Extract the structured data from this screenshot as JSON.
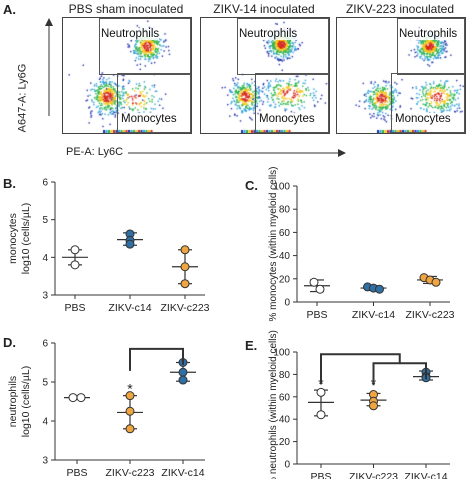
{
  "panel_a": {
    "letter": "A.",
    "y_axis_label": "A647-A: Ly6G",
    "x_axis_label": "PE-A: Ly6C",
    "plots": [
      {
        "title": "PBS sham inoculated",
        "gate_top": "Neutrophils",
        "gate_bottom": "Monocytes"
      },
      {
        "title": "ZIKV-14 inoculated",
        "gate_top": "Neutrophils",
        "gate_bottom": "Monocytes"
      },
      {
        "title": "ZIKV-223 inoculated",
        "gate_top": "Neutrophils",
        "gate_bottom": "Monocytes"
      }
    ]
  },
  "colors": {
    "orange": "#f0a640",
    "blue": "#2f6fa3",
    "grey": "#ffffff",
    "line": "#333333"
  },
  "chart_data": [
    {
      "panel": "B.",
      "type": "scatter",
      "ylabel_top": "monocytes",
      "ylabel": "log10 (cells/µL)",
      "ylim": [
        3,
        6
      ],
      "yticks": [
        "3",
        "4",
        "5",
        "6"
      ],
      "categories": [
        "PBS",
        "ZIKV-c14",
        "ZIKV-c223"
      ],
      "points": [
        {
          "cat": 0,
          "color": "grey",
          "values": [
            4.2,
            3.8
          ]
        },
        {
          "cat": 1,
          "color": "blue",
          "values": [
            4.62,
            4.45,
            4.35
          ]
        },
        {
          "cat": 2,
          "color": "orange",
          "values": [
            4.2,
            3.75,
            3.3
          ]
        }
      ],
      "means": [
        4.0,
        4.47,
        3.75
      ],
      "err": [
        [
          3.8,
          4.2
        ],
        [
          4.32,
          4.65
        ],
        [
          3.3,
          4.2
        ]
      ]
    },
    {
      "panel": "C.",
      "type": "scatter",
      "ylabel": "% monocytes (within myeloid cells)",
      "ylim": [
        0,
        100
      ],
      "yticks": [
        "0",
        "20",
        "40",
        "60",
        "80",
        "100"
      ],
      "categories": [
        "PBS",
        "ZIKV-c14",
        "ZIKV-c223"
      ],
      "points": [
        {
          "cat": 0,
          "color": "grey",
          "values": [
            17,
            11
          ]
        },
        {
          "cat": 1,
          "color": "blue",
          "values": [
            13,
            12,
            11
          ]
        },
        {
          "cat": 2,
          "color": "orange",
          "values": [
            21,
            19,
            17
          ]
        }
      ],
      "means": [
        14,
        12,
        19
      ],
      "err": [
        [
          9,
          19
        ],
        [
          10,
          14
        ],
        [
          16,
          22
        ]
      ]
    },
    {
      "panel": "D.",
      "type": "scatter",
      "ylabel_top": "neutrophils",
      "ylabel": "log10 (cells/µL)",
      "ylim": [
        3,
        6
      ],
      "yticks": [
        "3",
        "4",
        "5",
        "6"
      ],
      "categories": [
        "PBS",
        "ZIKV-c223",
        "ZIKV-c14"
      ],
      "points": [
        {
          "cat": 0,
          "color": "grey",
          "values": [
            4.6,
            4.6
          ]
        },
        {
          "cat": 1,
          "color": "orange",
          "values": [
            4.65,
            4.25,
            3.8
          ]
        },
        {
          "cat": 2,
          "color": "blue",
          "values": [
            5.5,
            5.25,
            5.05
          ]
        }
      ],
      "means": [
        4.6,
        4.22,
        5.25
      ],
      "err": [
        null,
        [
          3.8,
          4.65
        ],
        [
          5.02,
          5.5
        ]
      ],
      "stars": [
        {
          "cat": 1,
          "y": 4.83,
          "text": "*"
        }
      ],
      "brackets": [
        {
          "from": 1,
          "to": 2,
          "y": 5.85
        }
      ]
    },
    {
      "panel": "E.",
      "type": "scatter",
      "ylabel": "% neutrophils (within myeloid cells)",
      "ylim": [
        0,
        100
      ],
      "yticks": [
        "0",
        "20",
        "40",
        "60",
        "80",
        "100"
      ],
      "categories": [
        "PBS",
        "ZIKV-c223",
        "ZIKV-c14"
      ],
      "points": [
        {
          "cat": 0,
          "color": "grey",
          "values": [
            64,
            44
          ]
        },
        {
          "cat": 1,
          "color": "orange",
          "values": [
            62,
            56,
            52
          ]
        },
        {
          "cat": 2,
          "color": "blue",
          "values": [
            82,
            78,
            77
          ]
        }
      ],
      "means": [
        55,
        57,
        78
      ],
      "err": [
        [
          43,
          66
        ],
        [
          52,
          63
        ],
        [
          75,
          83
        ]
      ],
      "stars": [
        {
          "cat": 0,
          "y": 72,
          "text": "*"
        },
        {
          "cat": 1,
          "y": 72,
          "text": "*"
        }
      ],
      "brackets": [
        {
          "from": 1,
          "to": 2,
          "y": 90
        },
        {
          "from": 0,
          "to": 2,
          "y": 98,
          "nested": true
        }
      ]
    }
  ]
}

*-*-*

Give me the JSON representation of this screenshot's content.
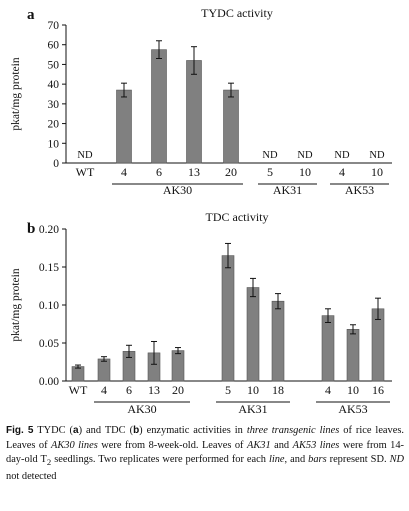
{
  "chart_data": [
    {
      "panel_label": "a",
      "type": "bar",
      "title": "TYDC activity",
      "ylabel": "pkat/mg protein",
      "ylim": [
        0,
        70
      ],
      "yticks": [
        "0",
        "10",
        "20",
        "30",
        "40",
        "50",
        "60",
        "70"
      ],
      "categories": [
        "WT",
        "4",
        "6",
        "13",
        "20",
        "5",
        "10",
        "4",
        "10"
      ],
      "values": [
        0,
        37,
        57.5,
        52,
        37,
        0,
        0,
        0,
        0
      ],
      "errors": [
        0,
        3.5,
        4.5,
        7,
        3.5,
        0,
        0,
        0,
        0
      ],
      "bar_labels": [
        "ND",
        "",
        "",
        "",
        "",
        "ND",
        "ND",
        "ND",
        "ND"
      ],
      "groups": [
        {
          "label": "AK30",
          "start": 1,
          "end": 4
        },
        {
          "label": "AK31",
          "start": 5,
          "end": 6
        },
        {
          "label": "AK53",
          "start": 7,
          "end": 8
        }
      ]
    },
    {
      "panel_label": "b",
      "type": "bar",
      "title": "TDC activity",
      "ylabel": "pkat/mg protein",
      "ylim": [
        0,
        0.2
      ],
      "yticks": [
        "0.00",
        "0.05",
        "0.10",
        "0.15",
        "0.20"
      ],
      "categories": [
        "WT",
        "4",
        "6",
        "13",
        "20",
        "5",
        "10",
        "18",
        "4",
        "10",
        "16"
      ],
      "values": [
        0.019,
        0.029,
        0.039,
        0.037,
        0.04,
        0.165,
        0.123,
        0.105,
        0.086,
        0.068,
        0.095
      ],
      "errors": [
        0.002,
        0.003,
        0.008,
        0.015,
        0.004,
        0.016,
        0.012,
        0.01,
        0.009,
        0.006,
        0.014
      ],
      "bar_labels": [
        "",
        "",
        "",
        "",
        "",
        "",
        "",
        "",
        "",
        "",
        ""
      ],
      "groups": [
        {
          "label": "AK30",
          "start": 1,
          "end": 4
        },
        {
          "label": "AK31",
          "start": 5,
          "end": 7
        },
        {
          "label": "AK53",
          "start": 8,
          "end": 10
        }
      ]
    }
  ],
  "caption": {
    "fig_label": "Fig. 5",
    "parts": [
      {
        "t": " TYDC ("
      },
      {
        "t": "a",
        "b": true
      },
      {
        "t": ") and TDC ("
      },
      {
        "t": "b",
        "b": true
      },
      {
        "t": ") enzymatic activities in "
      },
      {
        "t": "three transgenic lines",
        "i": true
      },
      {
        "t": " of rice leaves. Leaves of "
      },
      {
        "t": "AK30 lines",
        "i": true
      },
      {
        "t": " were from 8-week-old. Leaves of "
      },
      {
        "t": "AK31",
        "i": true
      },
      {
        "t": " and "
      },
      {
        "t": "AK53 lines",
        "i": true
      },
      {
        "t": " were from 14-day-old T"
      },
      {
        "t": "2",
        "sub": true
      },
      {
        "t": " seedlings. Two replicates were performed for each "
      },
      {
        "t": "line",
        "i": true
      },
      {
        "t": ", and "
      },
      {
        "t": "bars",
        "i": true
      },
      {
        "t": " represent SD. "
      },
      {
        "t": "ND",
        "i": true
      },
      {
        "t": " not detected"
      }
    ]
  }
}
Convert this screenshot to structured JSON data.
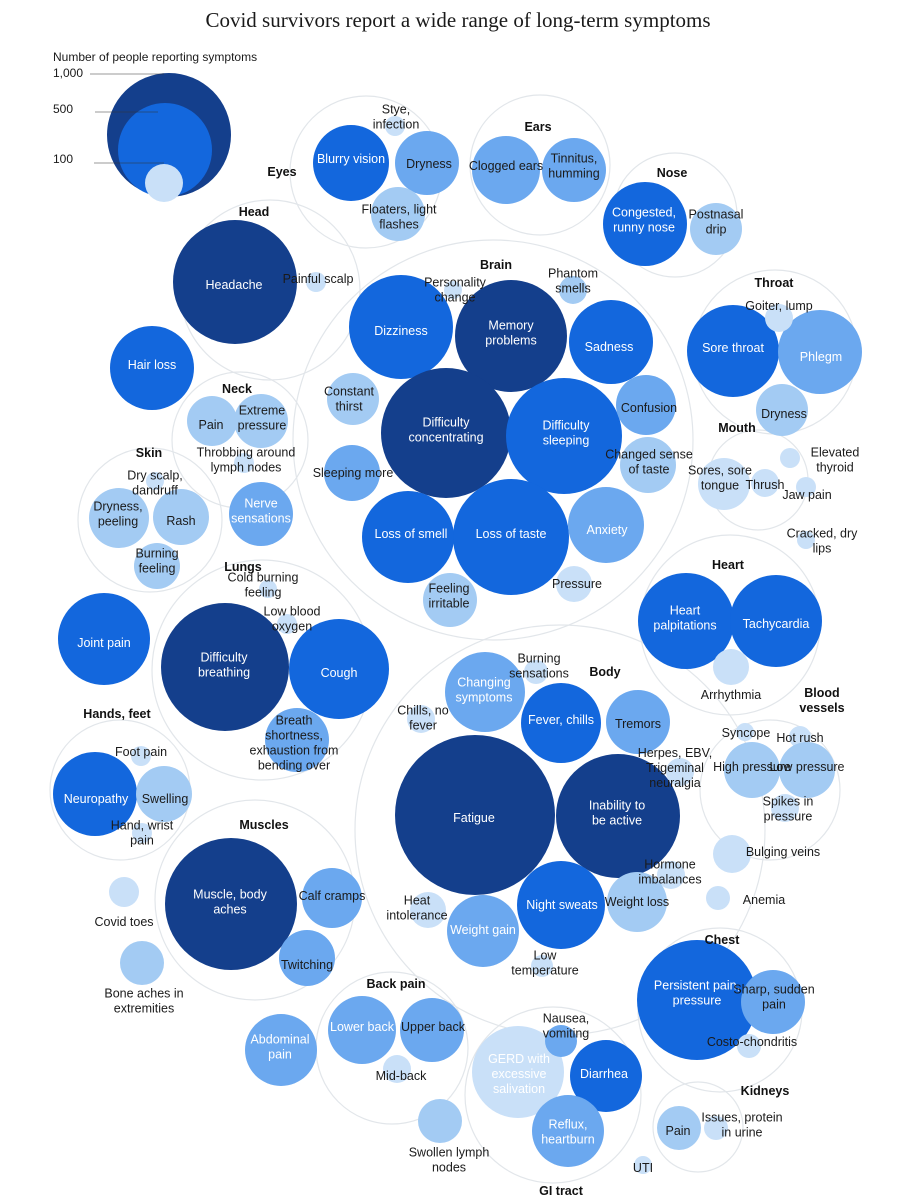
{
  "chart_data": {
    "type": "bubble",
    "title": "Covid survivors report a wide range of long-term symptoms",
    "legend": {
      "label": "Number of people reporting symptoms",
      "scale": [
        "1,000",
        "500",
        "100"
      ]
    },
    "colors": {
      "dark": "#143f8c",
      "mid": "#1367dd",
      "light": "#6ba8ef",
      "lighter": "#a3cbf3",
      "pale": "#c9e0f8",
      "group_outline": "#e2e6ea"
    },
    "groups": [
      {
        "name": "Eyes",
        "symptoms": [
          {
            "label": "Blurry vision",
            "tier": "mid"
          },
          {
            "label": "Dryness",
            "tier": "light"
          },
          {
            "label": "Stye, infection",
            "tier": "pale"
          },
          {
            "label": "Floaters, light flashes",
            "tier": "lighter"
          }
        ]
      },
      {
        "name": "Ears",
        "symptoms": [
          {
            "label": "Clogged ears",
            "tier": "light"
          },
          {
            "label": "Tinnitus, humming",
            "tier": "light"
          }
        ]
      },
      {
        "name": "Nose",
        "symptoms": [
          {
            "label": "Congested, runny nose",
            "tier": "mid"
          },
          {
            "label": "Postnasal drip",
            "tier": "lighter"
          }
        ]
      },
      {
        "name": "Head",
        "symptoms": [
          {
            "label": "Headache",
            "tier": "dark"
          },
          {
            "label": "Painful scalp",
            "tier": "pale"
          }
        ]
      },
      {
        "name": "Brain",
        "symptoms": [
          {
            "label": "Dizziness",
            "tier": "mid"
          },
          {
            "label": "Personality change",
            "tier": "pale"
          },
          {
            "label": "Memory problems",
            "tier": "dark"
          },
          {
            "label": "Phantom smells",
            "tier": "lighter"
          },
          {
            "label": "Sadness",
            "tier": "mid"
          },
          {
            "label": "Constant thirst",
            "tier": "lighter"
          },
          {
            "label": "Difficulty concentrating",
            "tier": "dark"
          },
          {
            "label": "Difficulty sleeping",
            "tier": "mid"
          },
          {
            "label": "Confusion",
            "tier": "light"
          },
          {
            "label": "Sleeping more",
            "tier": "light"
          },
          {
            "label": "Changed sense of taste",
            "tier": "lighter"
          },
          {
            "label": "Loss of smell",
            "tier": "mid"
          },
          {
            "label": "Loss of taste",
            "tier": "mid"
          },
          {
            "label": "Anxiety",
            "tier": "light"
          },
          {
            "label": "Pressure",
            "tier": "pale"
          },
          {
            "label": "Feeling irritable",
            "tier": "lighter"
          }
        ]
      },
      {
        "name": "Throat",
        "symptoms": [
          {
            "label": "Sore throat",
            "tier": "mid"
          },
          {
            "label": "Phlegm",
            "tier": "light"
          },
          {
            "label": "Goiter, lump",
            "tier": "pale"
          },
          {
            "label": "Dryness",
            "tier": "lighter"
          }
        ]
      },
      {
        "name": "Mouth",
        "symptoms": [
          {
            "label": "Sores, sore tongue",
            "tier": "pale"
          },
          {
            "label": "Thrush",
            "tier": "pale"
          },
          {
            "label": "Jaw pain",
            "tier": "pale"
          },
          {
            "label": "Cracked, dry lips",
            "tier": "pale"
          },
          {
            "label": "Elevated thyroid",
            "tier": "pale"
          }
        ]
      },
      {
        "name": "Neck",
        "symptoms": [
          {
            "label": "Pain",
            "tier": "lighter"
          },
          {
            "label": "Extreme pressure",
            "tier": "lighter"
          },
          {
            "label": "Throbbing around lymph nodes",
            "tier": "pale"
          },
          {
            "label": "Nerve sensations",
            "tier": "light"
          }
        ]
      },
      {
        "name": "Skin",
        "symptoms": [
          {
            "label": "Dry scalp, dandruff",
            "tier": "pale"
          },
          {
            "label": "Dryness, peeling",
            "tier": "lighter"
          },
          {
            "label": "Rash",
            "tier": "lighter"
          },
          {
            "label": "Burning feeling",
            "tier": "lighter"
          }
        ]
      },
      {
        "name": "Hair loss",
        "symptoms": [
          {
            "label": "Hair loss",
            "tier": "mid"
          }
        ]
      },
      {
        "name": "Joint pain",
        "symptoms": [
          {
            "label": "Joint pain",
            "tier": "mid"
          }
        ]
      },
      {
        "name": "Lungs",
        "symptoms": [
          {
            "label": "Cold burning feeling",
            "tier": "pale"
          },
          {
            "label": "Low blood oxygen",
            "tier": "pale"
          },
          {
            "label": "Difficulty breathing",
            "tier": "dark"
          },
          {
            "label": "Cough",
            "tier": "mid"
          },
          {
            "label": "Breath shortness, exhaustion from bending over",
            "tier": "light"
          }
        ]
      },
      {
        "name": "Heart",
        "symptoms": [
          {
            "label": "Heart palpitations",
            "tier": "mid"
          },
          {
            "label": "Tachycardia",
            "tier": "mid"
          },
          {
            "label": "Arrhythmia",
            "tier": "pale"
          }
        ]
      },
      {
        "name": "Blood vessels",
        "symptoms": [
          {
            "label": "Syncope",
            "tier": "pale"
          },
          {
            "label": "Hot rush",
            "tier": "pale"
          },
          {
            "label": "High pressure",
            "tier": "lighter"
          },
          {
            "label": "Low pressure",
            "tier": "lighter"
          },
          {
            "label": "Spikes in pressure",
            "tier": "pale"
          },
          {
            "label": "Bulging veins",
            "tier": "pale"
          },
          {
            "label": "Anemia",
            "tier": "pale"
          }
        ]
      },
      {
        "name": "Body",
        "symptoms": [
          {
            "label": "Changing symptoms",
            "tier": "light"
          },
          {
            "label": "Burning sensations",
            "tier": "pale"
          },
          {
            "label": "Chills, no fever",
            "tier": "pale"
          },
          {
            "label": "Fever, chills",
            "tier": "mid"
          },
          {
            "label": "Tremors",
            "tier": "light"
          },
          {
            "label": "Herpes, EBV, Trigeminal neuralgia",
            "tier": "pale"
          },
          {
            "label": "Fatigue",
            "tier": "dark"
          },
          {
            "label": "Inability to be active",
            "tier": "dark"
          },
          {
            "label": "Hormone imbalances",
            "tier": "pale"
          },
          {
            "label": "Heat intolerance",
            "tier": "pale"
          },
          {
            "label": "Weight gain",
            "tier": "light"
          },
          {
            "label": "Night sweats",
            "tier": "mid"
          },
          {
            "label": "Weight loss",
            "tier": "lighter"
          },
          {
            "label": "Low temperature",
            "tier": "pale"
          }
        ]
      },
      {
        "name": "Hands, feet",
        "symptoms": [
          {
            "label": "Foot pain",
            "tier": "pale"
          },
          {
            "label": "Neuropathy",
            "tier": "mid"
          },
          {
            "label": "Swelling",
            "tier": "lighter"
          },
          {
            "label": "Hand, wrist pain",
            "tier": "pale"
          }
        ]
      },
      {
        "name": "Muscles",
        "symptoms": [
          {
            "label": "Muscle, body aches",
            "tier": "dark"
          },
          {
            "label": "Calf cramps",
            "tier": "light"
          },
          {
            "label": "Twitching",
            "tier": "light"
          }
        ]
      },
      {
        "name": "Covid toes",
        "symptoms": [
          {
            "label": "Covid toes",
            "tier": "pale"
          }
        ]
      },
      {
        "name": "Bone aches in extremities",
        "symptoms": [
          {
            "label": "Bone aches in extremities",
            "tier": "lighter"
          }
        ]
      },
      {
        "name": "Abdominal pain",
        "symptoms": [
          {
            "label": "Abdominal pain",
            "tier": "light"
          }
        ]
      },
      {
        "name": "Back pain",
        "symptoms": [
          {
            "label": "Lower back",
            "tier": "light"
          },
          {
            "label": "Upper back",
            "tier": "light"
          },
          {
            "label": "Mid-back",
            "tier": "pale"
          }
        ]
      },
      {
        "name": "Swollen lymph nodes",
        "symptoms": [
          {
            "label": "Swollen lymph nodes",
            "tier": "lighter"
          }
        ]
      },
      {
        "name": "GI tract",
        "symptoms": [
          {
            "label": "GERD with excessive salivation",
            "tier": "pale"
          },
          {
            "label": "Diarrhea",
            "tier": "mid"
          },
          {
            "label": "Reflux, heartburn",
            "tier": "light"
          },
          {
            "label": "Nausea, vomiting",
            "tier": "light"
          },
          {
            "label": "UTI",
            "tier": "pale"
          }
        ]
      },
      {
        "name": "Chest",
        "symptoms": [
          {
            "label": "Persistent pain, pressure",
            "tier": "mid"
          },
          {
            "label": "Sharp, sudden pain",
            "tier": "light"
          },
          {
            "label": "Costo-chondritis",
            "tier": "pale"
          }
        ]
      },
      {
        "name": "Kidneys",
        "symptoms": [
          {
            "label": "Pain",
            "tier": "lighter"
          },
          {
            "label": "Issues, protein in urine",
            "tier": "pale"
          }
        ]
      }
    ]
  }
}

*-*-*

Where a line in the material contains "nodes", copy that line.

▸ ANSWER
            "label": "Throbbing around lymph nodes",
        "name": "Swollen lymph nodes",
            "label": "Swollen lymph nodes",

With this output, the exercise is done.